[Instructions to follow]:
Write out the whole listing. Leave out nothing.

[Available records]:
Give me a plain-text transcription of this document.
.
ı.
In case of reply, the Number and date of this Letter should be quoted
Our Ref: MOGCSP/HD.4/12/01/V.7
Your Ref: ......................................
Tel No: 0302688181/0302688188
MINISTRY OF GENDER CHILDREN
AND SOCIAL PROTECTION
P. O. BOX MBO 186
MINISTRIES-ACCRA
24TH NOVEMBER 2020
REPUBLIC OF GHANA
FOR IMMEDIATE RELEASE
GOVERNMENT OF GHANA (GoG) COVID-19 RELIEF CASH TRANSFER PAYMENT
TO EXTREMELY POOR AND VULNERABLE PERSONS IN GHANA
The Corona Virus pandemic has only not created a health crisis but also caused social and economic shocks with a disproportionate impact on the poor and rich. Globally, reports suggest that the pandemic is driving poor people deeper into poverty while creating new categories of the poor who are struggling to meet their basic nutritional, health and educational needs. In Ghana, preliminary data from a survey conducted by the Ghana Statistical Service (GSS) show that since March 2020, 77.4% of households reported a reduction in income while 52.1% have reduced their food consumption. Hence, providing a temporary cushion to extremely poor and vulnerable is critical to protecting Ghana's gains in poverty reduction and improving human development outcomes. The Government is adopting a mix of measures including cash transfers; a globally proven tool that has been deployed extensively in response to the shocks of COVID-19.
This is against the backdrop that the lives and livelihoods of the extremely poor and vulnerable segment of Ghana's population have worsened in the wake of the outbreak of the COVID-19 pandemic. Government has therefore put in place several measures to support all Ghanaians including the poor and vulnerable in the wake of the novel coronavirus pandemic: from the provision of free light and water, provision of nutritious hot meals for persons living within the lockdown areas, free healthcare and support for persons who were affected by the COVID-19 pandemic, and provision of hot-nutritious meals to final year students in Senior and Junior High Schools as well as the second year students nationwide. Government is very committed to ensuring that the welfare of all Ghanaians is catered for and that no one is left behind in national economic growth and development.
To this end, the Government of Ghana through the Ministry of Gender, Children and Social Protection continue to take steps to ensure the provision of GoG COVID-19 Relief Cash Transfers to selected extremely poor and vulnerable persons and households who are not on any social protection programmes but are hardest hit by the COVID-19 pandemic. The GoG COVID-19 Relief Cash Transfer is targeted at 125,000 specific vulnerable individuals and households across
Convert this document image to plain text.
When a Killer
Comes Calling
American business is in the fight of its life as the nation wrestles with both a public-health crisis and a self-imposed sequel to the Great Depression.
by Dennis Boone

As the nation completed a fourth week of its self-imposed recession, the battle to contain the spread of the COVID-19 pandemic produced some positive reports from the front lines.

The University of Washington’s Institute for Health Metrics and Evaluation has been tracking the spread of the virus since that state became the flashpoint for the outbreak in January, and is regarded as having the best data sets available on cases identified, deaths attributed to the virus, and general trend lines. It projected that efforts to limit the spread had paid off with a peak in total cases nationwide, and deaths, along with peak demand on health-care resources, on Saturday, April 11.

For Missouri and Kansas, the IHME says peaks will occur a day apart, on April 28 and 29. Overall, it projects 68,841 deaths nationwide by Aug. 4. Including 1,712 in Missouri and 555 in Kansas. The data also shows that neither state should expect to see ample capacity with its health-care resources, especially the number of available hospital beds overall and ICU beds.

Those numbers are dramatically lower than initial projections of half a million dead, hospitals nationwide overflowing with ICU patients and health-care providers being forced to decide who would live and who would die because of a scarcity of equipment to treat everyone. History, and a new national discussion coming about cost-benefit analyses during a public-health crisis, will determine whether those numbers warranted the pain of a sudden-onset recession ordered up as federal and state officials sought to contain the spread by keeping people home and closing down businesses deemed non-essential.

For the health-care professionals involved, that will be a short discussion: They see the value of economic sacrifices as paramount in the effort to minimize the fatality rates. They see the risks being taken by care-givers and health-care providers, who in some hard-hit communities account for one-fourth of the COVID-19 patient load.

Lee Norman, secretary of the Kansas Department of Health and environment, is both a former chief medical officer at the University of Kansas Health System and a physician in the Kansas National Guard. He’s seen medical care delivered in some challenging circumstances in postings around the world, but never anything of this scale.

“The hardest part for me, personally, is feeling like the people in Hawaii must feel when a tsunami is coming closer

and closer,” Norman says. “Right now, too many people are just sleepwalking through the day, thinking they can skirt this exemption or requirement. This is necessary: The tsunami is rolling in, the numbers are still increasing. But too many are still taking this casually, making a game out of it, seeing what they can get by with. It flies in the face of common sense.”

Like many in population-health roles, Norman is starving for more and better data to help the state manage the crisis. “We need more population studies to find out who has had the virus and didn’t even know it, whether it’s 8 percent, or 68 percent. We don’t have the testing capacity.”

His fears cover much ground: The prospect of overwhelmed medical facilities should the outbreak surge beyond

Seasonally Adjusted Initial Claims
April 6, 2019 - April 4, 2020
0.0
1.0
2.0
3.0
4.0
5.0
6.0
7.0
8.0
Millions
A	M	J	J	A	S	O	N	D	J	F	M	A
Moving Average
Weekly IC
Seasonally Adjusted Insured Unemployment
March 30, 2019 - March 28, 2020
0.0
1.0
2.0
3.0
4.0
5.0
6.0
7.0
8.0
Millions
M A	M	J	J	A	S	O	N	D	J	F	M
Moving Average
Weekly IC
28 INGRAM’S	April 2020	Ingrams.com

[Output for this exercise]:
Give me a plain-text transcription of this document.
.
ı.
In case of reply, the Number and date of this Letter should be quoted
Our Ref: MOGCSP/HD.4/12/01/V.7
Your Ref: ......................................
Tel No: 0302688181/0302688188
MINISTRY OF GENDER CHILDREN
AND SOCIAL PROTECTION
P. O. BOX MBO 186
MINISTRIES-ACCRA
24TH NOVEMBER 2020
REPUBLIC OF GHANA
FOR IMMEDIATE RELEASE
GOVERNMENT OF GHANA (GoG) COVID-19 RELIEF CASH TRANSFER PAYMENT
TO EXTREMELY POOR AND VULNERABLE PERSONS IN GHANA
The Corona Virus pandemic has only not created a health crisis but also caused social and economic shocks with a disproportionate impact on the poor and rich. Globally, reports suggest that the pandemic is driving poor people deeper into poverty while creating new categories of the poor who are struggling to meet their basic nutritional, health and educational needs. In Ghana, preliminary data from a survey conducted by the Ghana Statistical Service (GSS) show that since March 2020, 77.4% of households reported a reduction in income while 52.1% have reduced their food consumption. Hence, providing a temporary cushion to extremely poor and vulnerable is critical to protecting Ghana's gains in poverty reduction and improving human development outcomes. The Government is adopting a mix of measures including cash transfers; a globally proven tool that has been deployed extensively in response to the shocks of COVID-19.
This is against the backdrop that the lives and livelihoods of the extremely poor and vulnerable segment of Ghana's population have worsened in the wake of the outbreak of the COVID-19 pandemic. Government has therefore put in place several measures to support all Ghanaians including the poor and vulnerable in the wake of the novel coronavirus pandemic: from the provision of free light and water, provision of nutritious hot meals for persons living within the lockdown areas, free healthcare and support for persons who were affected by the COVID-19 pandemic, and provision of hot-nutritious meals to final year students in Senior and Junior High Schools as well as the second year students nationwide. Government is very committed to ensuring that the welfare of all Ghanaians is catered for and that no one is left behind in national economic growth and development.
To this end, the Government of Ghana through the Ministry of Gender, Children and Social Protection continue to take steps to ensure the provision of GoG COVID-19 Relief Cash Transfers to selected extremely poor and vulnerable persons and households who are not on any social protection programmes but are hardest hit by the COVID-19 pandemic. The GoG COVID-19 Relief Cash Transfer is targeted at 125,000 specific vulnerable individuals and households across
Convert this document image to plain text.
When a Killer
Comes Calling
American business is in the fight of its life as the nation wrestles with both a public-health crisis and a self-imposed sequel to the Great Depression.
by Dennis Boone

As the nation completed a fourth week of its self-imposed recession, the battle to contain the spread of the COVID-19 pandemic produced some positive reports from the front lines.

The University of Washington’s Institute for Health Metrics and Evaluation has been tracking the spread of the virus since that state became the flashpoint for the outbreak in January, and is regarded as having the best data sets available on cases identified, deaths attributed to the virus, and general trend lines. It projected that efforts to limit the spread had paid off with a peak in total cases nationwide, and deaths, along with peak demand on health-care resources, on Saturday, April 11.

For Missouri and Kansas, the IHME says peaks will occur a day apart, on April 28 and 29. Overall, it projects 68,841 deaths nationwide by Aug. 4. Including 1,712 in Missouri and 555 in Kansas. The data also shows that neither state should expect to see ample capacity with its health-care resources, especially the number of available hospital beds overall and ICU beds.

Those numbers are dramatically lower than initial projections of half a million dead, hospitals nationwide overflowing with ICU patients and health-care providers being forced to decide who would live and who would die because of a scarcity of equipment to treat everyone. History, and a new national discussion coming about cost-benefit analyses during a public-health crisis, will determine whether those numbers warranted the pain of a sudden-onset recession ordered up as federal and state officials sought to contain the spread by keeping people home and closing down businesses deemed non-essential.

For the health-care professionals involved, that will be a short discussion: They see the value of economic sacrifices as paramount in the effort to minimize the fatality rates. They see the risks being taken by care-givers and health-care providers, who in some hard-hit communities account for one-fourth of the COVID-19 patient load.

Lee Norman, secretary of the Kansas Department of Health and environment, is both a former chief medical officer at the University of Kansas Health System and a physician in the Kansas National Guard. He’s seen medical care delivered in some challenging circumstances in postings around the world, but never anything of this scale.

“The hardest part for me, personally, is feeling like the people in Hawaii must feel when a tsunami is coming closer

and closer,” Norman says. “Right now, too many people are just sleepwalking through the day, thinking they can skirt this exemption or requirement. This is necessary: The tsunami is rolling in, the numbers are still increasing. But too many are still taking this casually, making a game out of it, seeing what they can get by with. It flies in the face of common sense.”

Like many in population-health roles, Norman is starving for more and better data to help the state manage the crisis. “We need more population studies to find out who has had the virus and didn’t even know it, whether it’s 8 percent, or 68 percent. We don’t have the testing capacity.”

His fears cover much ground: The prospect of overwhelmed medical facilities should the outbreak surge beyond

Seasonally Adjusted Initial Claims
April 6, 2019 - April 4, 2020
0.0
1.0
2.0
3.0
4.0
5.0
6.0
7.0
8.0
Millions
A	M	J	J	A	S	O	N	D	J	F	M	A
Moving Average
Weekly IC
Seasonally Adjusted Insured Unemployment
March 30, 2019 - March 28, 2020
0.0
1.0
2.0
3.0
4.0
5.0
6.0
7.0
8.0
Millions
M A	M	J	J	A	S	O	N	D	J	F	M
Moving Average
Weekly IC
28 INGRAM’S	April 2020	Ingrams.com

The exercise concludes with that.